→ **Directive**
Transcribe all the entries word for word, omitting any pictures they contain.

───── Dataset

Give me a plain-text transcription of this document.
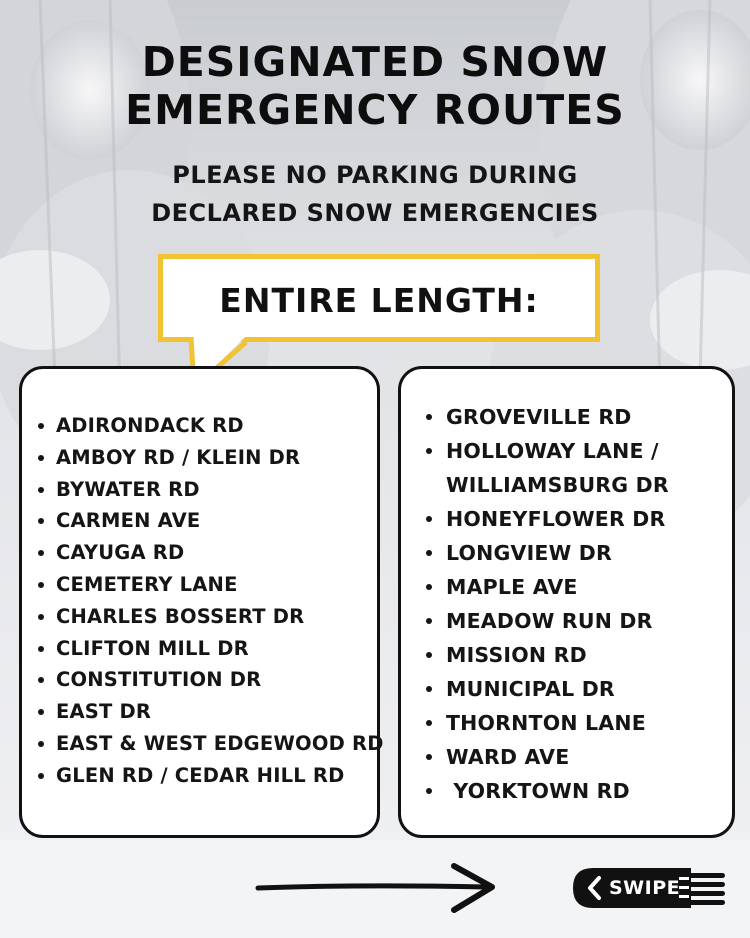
DESIGNATED SNOW
EMERGENCY ROUTES
PLEASE NO PARKING DURING
DECLARED SNOW EMERGENCIES
ENTIRE LENGTH:
ADIRONDACK RD
AMBOY RD / KLEIN DR
BYWATER RD
CARMEN AVE
CAYUGA RD
CEMETERY LANE
CHARLES BOSSERT DR
CLIFTON MILL DR
CONSTITUTION DR
EAST DR
EAST & WEST EDGEWOOD RD
GLEN RD / CEDAR HILL RD
GROVEVILLE RD
HOLLOWAY LANE /
WILLIAMSBURG DR
HONEYFLOWER DR
LONGVIEW DR
MAPLE AVE
MEADOW RUN DR
MISSION RD
MUNICIPAL DR
THORNTON LANE
WARD AVE
YORKTOWN RD
SWIPE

──────────

→ **The reply**
Give me a plain-text transcription of this document.
DESIGNATED SNOW
EMERGENCY ROUTES
PLEASE NO PARKING DURING
DECLARED SNOW EMERGENCIES
ENTIRE LENGTH:
ADIRONDACK RD
AMBOY RD / KLEIN DR
BYWATER RD
CARMEN AVE
CAYUGA RD
CEMETERY LANE
CHARLES BOSSERT DR
CLIFTON MILL DR
CONSTITUTION DR
EAST DR
EAST & WEST EDGEWOOD RD
GLEN RD / CEDAR HILL RD
GROVEVILLE RD
HOLLOWAY LANE /
WILLIAMSBURG DR
HONEYFLOWER DR
LONGVIEW DR
MAPLE AVE
MEADOW RUN DR
MISSION RD
MUNICIPAL DR
THORNTON LANE
WARD AVE
YORKTOWN RD
SWIPE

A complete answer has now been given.